* [할 일]:
A - MFCC 설명 글에서 "Computing the cepstrum"부터 "성대 > 음성 신호)"까지, 양 끝을 포함한 부분을 그대로 옮겨 적으세요.
B - MFCC 설명 글의 마지막 문장 다음부터 내용을 이어 쓰세요.

* [문서 발췌]:
[DSP] Section 7

[REF | AudioSignalProcessingForML]

19. MFCC(Mel-Spectogram)s Explained Easily

Mel-Frequncy Cepstral Coefficients
Cepstral > Cepstrum > Spectrum

!!NOTE!!

Computing the cepstrum

$C( x(t) ) = F^{-1} [log(F[x (t) ] ) ]$

$x(t)$: Time-domain signal
$F[x (t) ]$: Specturm
$[log(F[x (t) ] ) ]$: Log spectrum
$F^{-1} [log(F[x (t) ] ) ]$: Cepstrum > Specturm of a spectrum
Signal > (DFT) > Power Spectrum > (log) > Log power spectrum > (IDFT) > Cepstrum (Quefrency)
pitch detection에 활용 가능 (rhamonic)

!!NOTE!!

Glottal pusle > Vocal Tract > Speech signal (성문 펄스 > 성대 > 음성 신호)
Log-spectrum > Spectral envelope > Spectral detail
Formants = Carry identity of sound : Spectral envelope의 윗 부분
- 음성 과학 및 음성학에서 포만트는 인간 성대의 음향 공명으로 인한 광범위한 스펙트럼 최대값
Speech > Vocal tract freq. response > Glottal pulse
Speech = Convolution of vocal tract freq. response with glottal pulse

Formalising speech

$X(t)=E(t) \cdot H(t)$
$\log(X (t) ) = \log( E(t) \cdot H(t) )$
$\log(X (t) ) = \log( E(t) ) + \log( H(t) )$
Speech = Glottal pulse + Vocal tract freq. response

Goal: Separating components

로우-필터를 적용해서, 고주파수를 없앰 ($E(t)$ 제거)

Computing Mel-Frequency Cepstral Coefficients

Waveform > DFT > Log-Amplitude Spectrum > Mel-Scaling > Discrete Cosine Transform > MFCCs

Why Discrete Cosine Transform?

Simplified version of FT
Get real-valued coefficient
Decorrelate energy in different mel bands
Reduce # dimension to represent spectrum

How many coefficients?

Traditionally: first 12-13 coefficients
First coefficients keep most information (e.g, formants, spectral envelope)
Use $\Delta$ and $\Delta \Delta$ MFCCs
Total 39 coefficients per frame

MFCCs advantages

Describe the “large” structures of the spectrum
Ignore fine spectral structures
Work well in speech and music processing

MFCCs disadvantages

Not robust to noise
Extensive knowledge engineering
Not efficient for synthesis

MFCCs applications

Speech processing
- Speech recognition
- Speaker recognition
- …
Music processing
- Music genre classification
- Mood classification
- Automatic taggin
- …

20. Extracting MFCCs with Python

  
import os
import librosa
import librosa.display
import IPython.display as ipd
import matplotlib.pyplot as plt
import numpy as np

  
base_dir = r"./raw/20_audio/"
audio_file = os.path.join(base_dir, "debussy.wav")

ipd.Audio(audio_file)

  
signal, sr = librosa.load(audio_file)

print(signal.shape)

(661500,)

Extract MFCCs

  
mfccs = librosa.feature.mfcc(signal, n_mfcc=13, sr=sr)

print(mfccs.shape)

(13, 1292)

Visualise MFCCs

  
plt.figure(figsize=(12, 5))

* [제공 정보]:
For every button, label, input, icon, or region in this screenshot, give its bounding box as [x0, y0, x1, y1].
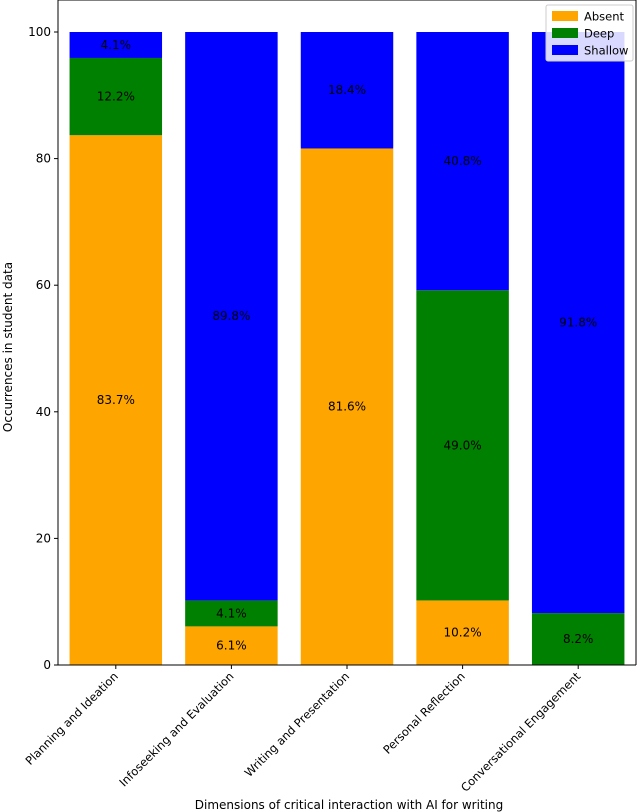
- legend-swatch-shallow: [552, 45, 578, 55]
- legend-label-absent: Absent: [584, 10, 625, 24]
- data-label-absent-0: 83.7%: [97, 393, 135, 407]
- data-label-shallow-1: 89.8%: [212, 309, 250, 323]
- bars-group: [69, 32, 625, 666]
- legend-swatch-absent: [552, 11, 578, 21]
- data-label-shallow-2: 18.4%: [328, 83, 366, 97]
- bar-absent-1: [185, 626, 278, 665]
- bar-shallow-2: [300, 32, 394, 149]
- y-tick-label-60: 60: [36, 278, 51, 292]
- bar-shallow-1: [185, 32, 278, 601]
- bar-deep-4: [531, 613, 625, 665]
- data-label-deep-0: 12.2%: [97, 90, 135, 104]
- bar-shallow-3: [416, 32, 509, 291]
- y-tick-label-100: 100: [28, 25, 51, 39]
- data-label-deep-1: 4.1%: [216, 606, 247, 620]
- data-label-shallow-3: 40.8%: [444, 154, 482, 168]
- x-tick-label-1: Infoseeking and Evaluation: [116, 669, 236, 789]
- data-label-absent-1: 6.1%: [216, 639, 247, 653]
- bar-deep-3: [416, 290, 509, 601]
- x-tick-label-2: Writing and Presentation: [242, 669, 352, 779]
- data-label-absent-2: 81.6%: [328, 400, 366, 414]
- x-tick-label-4: Conversational Engagement: [458, 669, 584, 795]
- y-tick-label-80: 80: [36, 152, 51, 166]
- data-label-deep-3: 49.0%: [444, 438, 482, 452]
- y-axis-title: Occurrences in student data: [1, 262, 15, 432]
- bar-absent-0: [69, 135, 163, 665]
- y-tick-label-0: 0: [43, 658, 51, 672]
- bar-shallow-0: [69, 32, 163, 58]
- x-tick-label-0: Planning and Ideation: [22, 669, 121, 768]
- legend-label-deep: Deep: [584, 27, 614, 41]
- data-label-shallow-4: 91.8%: [559, 316, 597, 330]
- data-labels-group: 83.7% 12.2% 4.1% 6.1% 4.1% 89.8% 81.6% 18.4% 10.…: [97, 38, 598, 653]
- data-label-deep-4: 8.2%: [563, 632, 594, 646]
- bar-deep-0: [69, 57, 163, 136]
- legend-swatch-deep: [552, 28, 578, 38]
- x-tick-label-3: Personal Reflection: [380, 669, 468, 757]
- y-tick-label-20: 20: [36, 531, 51, 545]
- bar-absent-3: [416, 600, 509, 665]
- legend: Absent Deep Shallow: [545, 4, 634, 62]
- y-tick-label-40: 40: [36, 405, 51, 419]
- legend-label-shallow: Shallow: [584, 44, 628, 58]
- bar-shallow-4: [531, 32, 625, 614]
- data-label-shallow-0: 4.1%: [101, 38, 132, 52]
- bar-absent-2: [300, 148, 394, 666]
- data-label-absent-3: 10.2%: [444, 626, 482, 640]
- bar-deep-1: [185, 600, 278, 627]
- x-axis-title: Dimensions of critical interaction with …: [195, 798, 503, 812]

* [작업별 답안]:
A -
Computing the cepstrum

$C( x(t) ) = F^{-1} [log(F[x (t) ] ) ]$

$x(t)$: Time-domain signal
$F[x (t) ]$: Specturm
$[log(F[x (t) ] ) ]$: Log spectrum
$F^{-1} [log(F[x (t) ] ) ]$: Cepstrum > Specturm of a spectrum
Signal > (DFT) > Power Spectrum > (log) > Log power spectrum > (IDFT) > Cepstrum (Quefrency)
pitch detection에 활용 가능 (rhamonic)

!!NOTE!!

Glottal pusle > Vocal Tract > Speech signal (성문 펄스 > 성대 > 음성 신호)

B -
librosa.display.specshow(mfccs,
                         x_axis="time",
                         sr=sr)
plt.colorbar(format="%+2f")
plt.title("MFCCs")
plt.show()

Calculate delta and delta2 MFCCs

  
delta_mfccs = librosa.feature.delta(mfccs)
delta2_mfccs = librosa.feature.delta(mfccs, order=2)

print(f"delta: {delta_mfccs.shape}\ndelta2: {delta_mfccs.shape}")

delta: (13, 1292)
delta2: (13, 1292)

  
plt.figure(figsize=(12, 5))
librosa.display.specshow(delta_mfccs,
                         x_axis="time",
                         sr=sr)
plt.colorbar(format="%+2f")
plt.title("MFCCs Delta")
plt.show()

  
plt.figure(figsize=(12, 5))
librosa.display.specshow(delta2_mfccs,
                         x_axis="time",
                         sr=sr)
plt.colorbar(format="%+2f")
plt.title("MFCCs Delta2")
plt.show()

  
comprehensive_mfccs = np.concatenate((mfccs, delta_mfccs, delta2_mfccs))

print(comprehensive_mfccs.shape)

(39, 1292)

21. Frequency-Domain Audio Features

Freq.-domain features

Band energy ratio (BER)
Spectral centroid (SC)
Bandwidth (BW)
…

Extracting freq.-domain features

Waveform > (STFT) > Spectogram > Feature Computation

Math convetions

$m_t(n)$ -> Magnitude of signal at freq. bin $n$ and frame $t$
$N$ -> # freq. bins

Band Energy Ratio (BER)

Comparison of energy in the lower/higher freq. bands
Measure of how dominant low frequencies are

$BER_t = { {\sum_{n=1}^{F-1} m_t(n)^2} \over {\sum_{n=F}^N m_t(n)^2} }$

$m_t(n)^2$: power of t, n
$F$: Split freq.
$\sum_{n=1}^{F-1} m_t(n)^2$: Power in the lower freq. bands
$\sum_{n=F}^N m_t(n)^2$: Power in the higher freq. bands

BER applications

Music/Speech discimination (구별)
Music Classification

Spectral centroid (SC)

Centre of gravity of magnitude spectrum
Freq. band where most of the energy is concentrated
Measure of “brightness” of sound
Weighted mean of the freq.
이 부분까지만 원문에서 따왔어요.